> Required task: Scan the lines below for the string "encore" and copy every one that has it.

(Data entries)
----

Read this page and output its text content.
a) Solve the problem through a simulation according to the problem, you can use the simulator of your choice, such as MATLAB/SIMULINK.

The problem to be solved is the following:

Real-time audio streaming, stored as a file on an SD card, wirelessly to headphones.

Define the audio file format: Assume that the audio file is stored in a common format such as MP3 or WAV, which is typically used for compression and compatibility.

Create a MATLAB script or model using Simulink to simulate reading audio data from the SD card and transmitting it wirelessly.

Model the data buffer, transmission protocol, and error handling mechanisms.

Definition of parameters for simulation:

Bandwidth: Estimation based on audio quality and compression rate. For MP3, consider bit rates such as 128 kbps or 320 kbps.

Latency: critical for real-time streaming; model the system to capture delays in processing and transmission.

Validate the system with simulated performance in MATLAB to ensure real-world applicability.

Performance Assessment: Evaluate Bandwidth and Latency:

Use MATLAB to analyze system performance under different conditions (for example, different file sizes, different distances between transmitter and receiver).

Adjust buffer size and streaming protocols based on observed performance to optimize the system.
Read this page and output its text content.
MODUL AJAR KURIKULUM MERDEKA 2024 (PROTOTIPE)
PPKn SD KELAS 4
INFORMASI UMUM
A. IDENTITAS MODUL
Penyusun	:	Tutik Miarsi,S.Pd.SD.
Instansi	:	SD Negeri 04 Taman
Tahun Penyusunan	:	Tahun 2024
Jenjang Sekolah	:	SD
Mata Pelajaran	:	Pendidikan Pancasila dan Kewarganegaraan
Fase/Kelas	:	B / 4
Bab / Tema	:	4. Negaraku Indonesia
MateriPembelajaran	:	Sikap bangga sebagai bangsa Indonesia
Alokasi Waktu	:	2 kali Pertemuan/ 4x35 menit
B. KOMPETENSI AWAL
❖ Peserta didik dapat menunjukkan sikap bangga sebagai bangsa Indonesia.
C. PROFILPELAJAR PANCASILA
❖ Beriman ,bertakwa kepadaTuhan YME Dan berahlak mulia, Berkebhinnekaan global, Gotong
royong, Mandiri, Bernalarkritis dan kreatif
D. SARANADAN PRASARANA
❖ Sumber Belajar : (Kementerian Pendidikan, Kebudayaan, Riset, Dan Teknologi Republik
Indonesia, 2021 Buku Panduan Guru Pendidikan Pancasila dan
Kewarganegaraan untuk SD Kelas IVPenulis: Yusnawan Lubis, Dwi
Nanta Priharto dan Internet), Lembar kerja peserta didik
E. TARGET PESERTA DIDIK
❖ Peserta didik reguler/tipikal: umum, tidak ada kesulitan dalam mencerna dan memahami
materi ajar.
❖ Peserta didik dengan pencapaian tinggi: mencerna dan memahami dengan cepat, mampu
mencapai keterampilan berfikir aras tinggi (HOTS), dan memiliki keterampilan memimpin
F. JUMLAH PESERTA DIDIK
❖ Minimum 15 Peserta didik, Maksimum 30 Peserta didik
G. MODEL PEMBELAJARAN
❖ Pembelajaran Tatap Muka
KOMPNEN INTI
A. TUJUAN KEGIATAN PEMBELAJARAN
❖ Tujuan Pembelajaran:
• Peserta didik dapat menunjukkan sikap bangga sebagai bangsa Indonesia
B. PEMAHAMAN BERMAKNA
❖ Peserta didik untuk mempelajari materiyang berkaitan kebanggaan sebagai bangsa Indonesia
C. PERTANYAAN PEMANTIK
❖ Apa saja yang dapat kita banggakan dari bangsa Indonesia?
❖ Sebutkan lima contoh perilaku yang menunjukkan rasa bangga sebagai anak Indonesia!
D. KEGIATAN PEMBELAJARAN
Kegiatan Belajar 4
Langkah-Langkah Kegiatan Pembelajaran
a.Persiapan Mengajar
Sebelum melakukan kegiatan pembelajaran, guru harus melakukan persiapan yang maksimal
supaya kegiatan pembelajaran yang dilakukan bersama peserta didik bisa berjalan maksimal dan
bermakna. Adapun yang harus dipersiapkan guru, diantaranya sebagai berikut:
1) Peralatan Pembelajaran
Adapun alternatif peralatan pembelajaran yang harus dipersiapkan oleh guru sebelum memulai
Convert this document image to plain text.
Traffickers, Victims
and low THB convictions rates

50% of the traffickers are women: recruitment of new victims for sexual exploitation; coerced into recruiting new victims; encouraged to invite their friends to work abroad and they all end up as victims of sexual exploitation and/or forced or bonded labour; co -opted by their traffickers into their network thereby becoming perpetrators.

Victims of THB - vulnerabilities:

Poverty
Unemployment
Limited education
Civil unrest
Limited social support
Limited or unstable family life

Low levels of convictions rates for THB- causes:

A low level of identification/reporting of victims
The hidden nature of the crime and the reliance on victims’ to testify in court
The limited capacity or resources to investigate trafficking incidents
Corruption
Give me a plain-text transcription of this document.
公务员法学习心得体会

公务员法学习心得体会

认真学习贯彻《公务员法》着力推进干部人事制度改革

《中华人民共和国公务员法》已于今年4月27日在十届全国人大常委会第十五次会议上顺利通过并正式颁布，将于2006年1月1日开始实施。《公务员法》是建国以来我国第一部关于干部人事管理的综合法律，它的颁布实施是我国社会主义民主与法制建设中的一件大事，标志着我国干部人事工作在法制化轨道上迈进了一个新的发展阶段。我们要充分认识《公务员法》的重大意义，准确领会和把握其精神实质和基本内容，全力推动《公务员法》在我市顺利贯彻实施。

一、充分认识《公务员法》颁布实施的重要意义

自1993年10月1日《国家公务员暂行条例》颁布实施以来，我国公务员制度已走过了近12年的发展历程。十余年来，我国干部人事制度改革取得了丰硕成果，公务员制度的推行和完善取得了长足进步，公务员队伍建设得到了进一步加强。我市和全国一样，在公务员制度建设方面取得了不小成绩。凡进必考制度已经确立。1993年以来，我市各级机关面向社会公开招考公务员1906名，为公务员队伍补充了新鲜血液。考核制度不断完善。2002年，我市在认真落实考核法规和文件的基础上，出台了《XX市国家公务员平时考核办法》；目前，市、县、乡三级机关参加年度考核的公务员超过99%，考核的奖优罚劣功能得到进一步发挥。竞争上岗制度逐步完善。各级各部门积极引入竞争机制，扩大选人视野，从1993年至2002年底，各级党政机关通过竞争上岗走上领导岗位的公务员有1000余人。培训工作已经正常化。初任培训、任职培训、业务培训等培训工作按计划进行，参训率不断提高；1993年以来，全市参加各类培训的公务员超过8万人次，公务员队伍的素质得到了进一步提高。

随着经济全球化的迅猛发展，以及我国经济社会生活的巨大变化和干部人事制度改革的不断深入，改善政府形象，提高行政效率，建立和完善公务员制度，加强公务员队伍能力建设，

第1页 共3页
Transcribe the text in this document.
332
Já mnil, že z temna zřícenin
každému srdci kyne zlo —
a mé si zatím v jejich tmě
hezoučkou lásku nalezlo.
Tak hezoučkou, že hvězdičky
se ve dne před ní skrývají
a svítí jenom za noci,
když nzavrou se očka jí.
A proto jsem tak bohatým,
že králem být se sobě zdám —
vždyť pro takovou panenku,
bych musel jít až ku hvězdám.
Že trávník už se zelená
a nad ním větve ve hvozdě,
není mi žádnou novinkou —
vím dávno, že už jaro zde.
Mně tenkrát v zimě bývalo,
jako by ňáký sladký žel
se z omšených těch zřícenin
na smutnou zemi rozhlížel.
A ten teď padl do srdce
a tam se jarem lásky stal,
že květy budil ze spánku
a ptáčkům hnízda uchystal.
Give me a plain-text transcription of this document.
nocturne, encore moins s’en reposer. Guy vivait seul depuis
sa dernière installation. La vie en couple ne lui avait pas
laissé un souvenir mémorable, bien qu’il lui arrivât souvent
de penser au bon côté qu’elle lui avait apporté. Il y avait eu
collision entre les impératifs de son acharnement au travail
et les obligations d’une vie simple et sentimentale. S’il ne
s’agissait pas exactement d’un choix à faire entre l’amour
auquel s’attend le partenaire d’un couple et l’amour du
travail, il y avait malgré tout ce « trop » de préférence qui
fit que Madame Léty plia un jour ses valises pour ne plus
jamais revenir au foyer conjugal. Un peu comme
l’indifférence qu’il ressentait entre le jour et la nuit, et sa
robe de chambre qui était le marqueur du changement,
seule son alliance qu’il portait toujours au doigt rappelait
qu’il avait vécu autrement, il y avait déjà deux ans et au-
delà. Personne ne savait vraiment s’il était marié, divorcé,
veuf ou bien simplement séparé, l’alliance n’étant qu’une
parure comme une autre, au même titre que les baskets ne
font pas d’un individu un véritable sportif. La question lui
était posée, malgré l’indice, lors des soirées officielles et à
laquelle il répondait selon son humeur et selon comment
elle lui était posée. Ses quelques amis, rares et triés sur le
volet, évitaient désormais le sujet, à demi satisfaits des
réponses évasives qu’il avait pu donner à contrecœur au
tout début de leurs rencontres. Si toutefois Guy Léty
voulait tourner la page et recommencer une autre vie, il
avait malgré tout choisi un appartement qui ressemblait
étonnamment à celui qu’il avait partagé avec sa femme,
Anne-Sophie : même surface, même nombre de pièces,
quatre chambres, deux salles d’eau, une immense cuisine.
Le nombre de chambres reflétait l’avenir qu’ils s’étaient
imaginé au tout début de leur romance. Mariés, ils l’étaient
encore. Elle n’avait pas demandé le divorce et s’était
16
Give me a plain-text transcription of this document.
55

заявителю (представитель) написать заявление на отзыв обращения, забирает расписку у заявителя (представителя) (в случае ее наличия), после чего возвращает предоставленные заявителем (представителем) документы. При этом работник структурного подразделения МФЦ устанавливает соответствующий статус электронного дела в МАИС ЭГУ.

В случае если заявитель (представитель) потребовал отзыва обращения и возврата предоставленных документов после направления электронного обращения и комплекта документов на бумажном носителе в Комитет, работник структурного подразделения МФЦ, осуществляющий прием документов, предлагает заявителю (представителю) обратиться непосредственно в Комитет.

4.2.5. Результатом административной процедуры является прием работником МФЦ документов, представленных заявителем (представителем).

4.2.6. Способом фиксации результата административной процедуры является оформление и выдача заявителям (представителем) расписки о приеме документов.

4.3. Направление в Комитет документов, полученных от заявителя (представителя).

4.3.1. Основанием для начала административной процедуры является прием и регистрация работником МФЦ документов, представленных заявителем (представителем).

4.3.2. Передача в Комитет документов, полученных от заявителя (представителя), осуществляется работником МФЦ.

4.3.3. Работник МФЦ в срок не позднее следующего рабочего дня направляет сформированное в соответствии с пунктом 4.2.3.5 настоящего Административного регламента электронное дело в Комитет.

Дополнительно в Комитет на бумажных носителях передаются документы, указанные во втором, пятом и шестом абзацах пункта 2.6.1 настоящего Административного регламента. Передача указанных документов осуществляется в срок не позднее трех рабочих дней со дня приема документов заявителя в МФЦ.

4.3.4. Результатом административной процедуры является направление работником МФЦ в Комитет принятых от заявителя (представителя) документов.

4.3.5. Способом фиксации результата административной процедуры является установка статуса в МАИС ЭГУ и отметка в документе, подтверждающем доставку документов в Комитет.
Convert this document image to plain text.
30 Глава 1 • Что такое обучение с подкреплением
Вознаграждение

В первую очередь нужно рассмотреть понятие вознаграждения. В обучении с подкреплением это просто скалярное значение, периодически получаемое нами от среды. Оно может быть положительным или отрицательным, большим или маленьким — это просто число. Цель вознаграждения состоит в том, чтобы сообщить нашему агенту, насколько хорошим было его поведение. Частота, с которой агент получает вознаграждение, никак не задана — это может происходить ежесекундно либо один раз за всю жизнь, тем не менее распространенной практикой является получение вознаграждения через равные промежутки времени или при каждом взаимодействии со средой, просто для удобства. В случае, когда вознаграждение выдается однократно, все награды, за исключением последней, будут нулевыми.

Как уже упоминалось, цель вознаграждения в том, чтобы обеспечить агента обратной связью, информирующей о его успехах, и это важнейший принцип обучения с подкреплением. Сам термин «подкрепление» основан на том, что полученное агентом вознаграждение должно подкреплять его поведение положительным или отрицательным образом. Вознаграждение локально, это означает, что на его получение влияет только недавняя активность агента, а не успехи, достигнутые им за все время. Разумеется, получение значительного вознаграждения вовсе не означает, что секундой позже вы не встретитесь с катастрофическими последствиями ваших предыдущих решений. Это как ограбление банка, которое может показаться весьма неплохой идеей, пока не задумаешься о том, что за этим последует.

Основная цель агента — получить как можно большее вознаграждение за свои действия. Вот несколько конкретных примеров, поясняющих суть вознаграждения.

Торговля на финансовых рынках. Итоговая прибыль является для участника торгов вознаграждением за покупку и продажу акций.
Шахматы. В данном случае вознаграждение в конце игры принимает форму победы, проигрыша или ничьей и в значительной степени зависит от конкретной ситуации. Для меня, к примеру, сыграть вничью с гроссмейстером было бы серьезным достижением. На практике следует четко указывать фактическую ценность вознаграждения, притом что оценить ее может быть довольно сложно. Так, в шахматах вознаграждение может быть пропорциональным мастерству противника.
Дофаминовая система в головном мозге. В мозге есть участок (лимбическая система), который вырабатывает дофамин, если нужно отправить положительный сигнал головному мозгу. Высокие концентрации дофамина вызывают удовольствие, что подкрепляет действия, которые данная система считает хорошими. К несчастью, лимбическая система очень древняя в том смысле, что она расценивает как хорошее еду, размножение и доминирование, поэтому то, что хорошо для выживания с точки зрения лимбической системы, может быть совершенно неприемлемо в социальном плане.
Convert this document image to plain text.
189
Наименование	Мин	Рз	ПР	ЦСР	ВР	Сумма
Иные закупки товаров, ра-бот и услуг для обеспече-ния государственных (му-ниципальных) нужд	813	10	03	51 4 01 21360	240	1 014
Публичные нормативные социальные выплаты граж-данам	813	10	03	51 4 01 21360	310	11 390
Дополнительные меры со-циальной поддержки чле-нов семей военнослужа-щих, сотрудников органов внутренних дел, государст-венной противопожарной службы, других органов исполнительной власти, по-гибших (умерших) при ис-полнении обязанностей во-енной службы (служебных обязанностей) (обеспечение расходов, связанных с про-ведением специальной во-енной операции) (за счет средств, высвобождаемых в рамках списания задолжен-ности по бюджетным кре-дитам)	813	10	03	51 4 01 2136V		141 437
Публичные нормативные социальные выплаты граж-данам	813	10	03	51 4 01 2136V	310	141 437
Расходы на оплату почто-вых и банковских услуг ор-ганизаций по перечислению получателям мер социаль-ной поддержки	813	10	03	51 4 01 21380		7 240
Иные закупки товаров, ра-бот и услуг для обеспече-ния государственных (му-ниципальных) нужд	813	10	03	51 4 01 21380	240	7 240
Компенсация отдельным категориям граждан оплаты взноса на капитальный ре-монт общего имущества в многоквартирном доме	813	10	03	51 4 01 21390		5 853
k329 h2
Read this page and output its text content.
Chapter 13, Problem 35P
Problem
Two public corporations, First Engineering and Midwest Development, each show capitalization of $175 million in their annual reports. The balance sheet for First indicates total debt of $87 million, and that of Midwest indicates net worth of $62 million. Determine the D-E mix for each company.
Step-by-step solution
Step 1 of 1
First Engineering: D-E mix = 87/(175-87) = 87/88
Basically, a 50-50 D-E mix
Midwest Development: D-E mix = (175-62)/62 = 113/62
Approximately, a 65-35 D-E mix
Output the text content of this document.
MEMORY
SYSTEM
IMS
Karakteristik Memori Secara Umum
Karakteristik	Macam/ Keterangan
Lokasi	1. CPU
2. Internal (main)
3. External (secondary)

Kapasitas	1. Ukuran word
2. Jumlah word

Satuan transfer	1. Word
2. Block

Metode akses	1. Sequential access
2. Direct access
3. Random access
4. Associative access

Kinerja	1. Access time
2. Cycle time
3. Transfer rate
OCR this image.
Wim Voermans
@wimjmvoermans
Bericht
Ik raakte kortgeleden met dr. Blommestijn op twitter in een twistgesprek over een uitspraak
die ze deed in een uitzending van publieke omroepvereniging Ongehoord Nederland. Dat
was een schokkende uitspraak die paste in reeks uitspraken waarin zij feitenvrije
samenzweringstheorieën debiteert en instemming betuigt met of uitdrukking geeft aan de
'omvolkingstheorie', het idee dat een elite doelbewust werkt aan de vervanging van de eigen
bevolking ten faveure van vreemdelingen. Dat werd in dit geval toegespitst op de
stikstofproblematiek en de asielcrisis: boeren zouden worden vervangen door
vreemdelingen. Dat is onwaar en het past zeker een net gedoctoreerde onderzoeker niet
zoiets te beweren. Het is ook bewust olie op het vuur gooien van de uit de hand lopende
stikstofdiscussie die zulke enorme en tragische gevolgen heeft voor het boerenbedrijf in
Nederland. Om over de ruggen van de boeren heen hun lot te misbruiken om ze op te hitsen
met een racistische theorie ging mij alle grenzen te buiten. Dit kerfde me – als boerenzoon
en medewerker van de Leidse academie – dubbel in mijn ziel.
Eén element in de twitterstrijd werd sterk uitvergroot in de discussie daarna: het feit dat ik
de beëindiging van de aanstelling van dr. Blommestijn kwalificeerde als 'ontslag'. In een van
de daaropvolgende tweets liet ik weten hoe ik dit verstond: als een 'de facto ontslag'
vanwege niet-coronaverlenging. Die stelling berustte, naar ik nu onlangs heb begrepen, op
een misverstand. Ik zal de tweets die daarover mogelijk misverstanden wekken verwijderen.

----

> Final result:
nocturne, encore moins s’en reposer. Guy vivait seul depuis
encore. Elle n’avait pas demandé le divorce et s’était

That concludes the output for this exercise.